(Dataset entries on figures)

☆ ☆ ☆ ☆ ☆ ☆ ☆

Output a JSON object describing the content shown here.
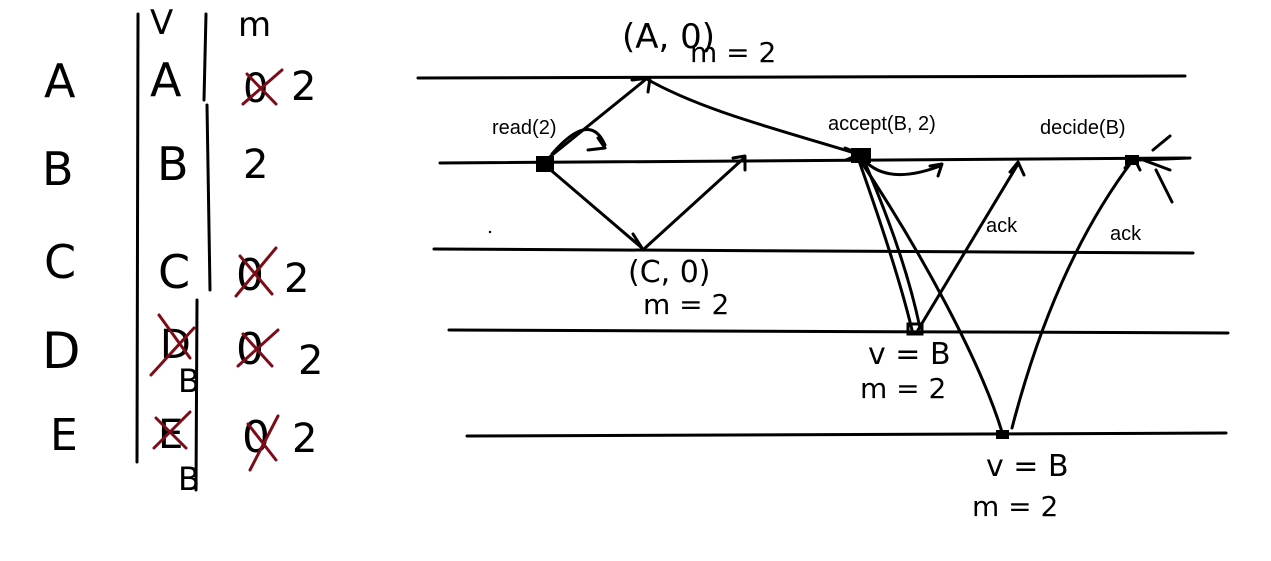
{
  "table": {
    "col_headers": [
      "V",
      "m"
    ],
    "rows": [
      {
        "node": "A",
        "v": "A",
        "v_new": "",
        "m_old": "0",
        "m_new": "2",
        "v_crossed": false,
        "m_crossed": true
      },
      {
        "node": "B",
        "v": "B",
        "v_new": "",
        "m_old": "",
        "m_new": "2",
        "v_crossed": false,
        "m_crossed": false
      },
      {
        "node": "C",
        "v": "C",
        "v_new": "",
        "m_old": "0",
        "m_new": "2",
        "v_crossed": false,
        "m_crossed": true
      },
      {
        "node": "D",
        "v": "D",
        "v_new": "B",
        "m_old": "0",
        "m_new": "2",
        "v_crossed": true,
        "m_crossed": true
      },
      {
        "node": "E",
        "v": "E",
        "v_new": "B",
        "m_old": "0",
        "m_new": "2",
        "v_crossed": true,
        "m_crossed": true
      }
    ]
  },
  "diagram": {
    "labels": {
      "read": "read(2)",
      "accept": "accept(B, 2)",
      "decide": "decide(B)",
      "ack_d": "ack",
      "ack_e": "ack",
      "reply_a_1": "(A, 0)",
      "reply_a_2": "m = 2",
      "reply_c_1": "(C, 0)",
      "reply_c_2": "m = 2",
      "state_d_1": "v = B",
      "state_d_2": "m = 2",
      "state_e_1": "v = B",
      "state_e_2": "m = 2"
    }
  },
  "colors": {
    "ink": "#000000",
    "cross": "#7a0d18",
    "background": "#ffffff"
  }
}
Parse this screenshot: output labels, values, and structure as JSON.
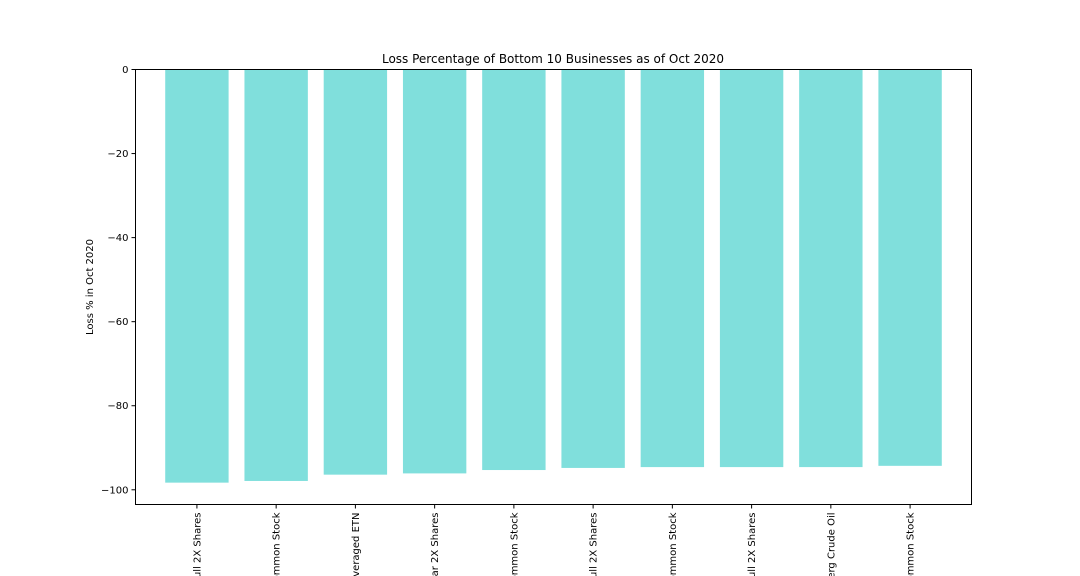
{
  "chart_data": {
    "type": "bar",
    "title": "Loss Percentage of Bottom 10 Businesses as of Oct 2020",
    "xlabel": "",
    "ylabel": "Loss % in Oct 2020",
    "categories": [
      "ull 2X Shares",
      "ommon Stock",
      "veraged ETN",
      "ar 2X Shares",
      "ommon Stock",
      "ull 2X Shares",
      "ommon Stock",
      "ull 2X Shares",
      "erg Crude Oil",
      "ommon Stock"
    ],
    "values": [
      -98.3,
      -97.9,
      -96.4,
      -96.1,
      -95.3,
      -94.8,
      -94.6,
      -94.6,
      -94.6,
      -94.3
    ],
    "ylim": [
      -103.5,
      0
    ],
    "yticks": [
      0,
      -20,
      -40,
      -60,
      -80,
      -100
    ],
    "ytick_labels": [
      "0",
      "−20",
      "−40",
      "−60",
      "−80",
      "−100"
    ],
    "grid": false,
    "bar_color": "#80dfdc"
  }
}
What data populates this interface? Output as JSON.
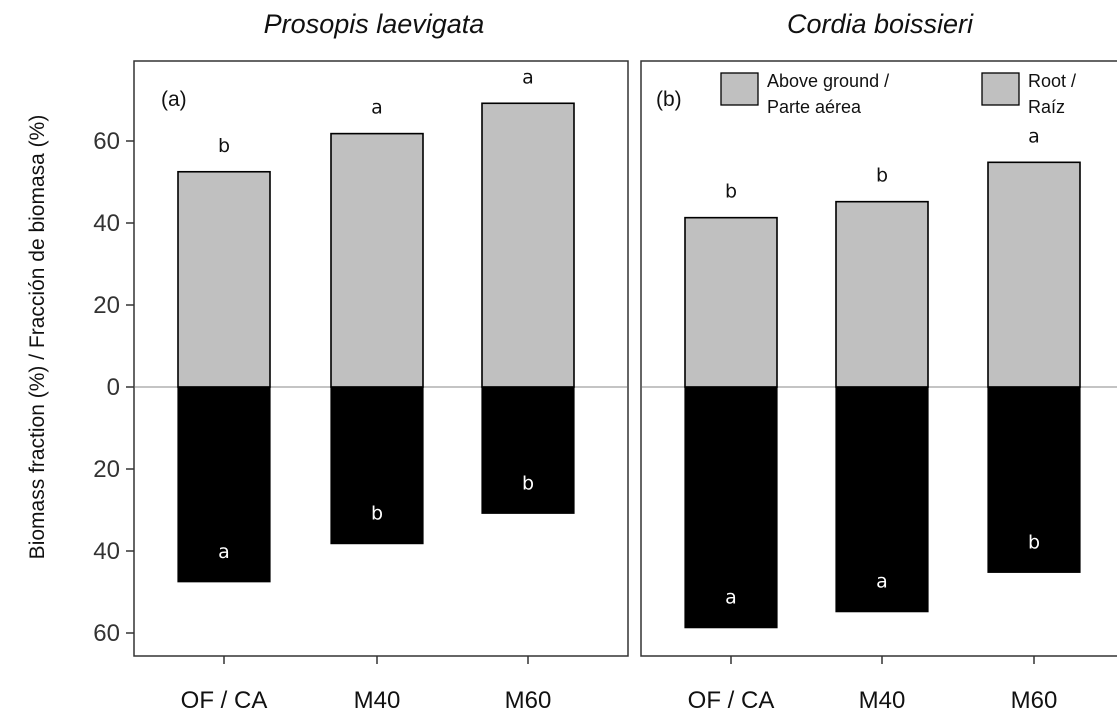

☆ ☆ ☆ ☆ ☆ ☆ ☆

**WHAT THE EXERCISE ASKS:**
Word for word, quote the full listing, omitting every picture.

**RESULT:**
Output a JSON object describing the content shown here.
{
  "table": {
    "col_headers": [
      "V",
      "m"
    ],
    "rows": [
      {
        "node": "A",
        "v": "A",
        "v_new": "",
        "m_old": "0",
        "m_new": "2",
        "v_crossed": false,
        "m_crossed": true
      },
      {
        "node": "B",
        "v": "B",
        "v_new": "",
        "m_old": "",
        "m_new": "2",
        "v_crossed": false,
        "m_crossed": false
      },
      {
        "node": "C",
        "v": "C",
        "v_new": "",
        "m_old": "0",
        "m_new": "2",
        "v_crossed": false,
        "m_crossed": true
      },
      {
        "node": "D",
        "v": "D",
        "v_new": "B",
        "m_old": "0",
        "m_new": "2",
        "v_crossed": true,
        "m_crossed": true
      },
      {
        "node": "E",
        "v": "E",
        "v_new": "B",
        "m_old": "0",
        "m_new": "2",
        "v_crossed": true,
        "m_crossed": true
      }
    ]
  },
  "diagram": {
    "labels": {
      "read": "read(2)",
      "accept": "accept(B, 2)",
      "decide": "decide(B)",
      "ack_d": "ack",
      "ack_e": "ack",
      "reply_a_1": "(A, 0)",
      "reply_a_2": "m = 2",
      "reply_c_1": "(C, 0)",
      "reply_c_2": "m = 2",
      "state_d_1": "v = B",
      "state_d_2": "m = 2",
      "state_e_1": "v = B",
      "state_e_2": "m = 2"
    }
  },
  "colors": {
    "ink": "#000000",
    "cross": "#7a0d18",
    "background": "#ffffff"
  }
}
Parse this screenshot: output labels, values, and structure as JSON.
{
  "chart_data": {
    "type": "bar",
    "title": "Loss Percentage of Bottom 10 Businesses as of Oct 2020",
    "xlabel": "",
    "ylabel": "Loss % in Oct 2020",
    "categories": [
      "ull 2X Shares",
      "ommon Stock",
      "veraged ETN",
      "ar 2X Shares",
      "ommon Stock",
      "ull 2X Shares",
      "ommon Stock",
      "ull 2X Shares",
      "erg Crude Oil",
      "ommon Stock"
    ],
    "values": [
      -98.3,
      -97.9,
      -96.4,
      -96.1,
      -95.3,
      -94.8,
      -94.6,
      -94.6,
      -94.6,
      -94.3
    ],
    "ylim": [
      -103.5,
      0
    ],
    "yticks": [
      0,
      -20,
      -40,
      -60,
      -80,
      -100
    ],
    "ytick_labels": [
      "0",
      "−20",
      "−40",
      "−60",
      "−80",
      "−100"
    ],
    "grid": false,
    "bar_color": "#80dfdc"
  }
}
What data populates this interface? Output as JSON.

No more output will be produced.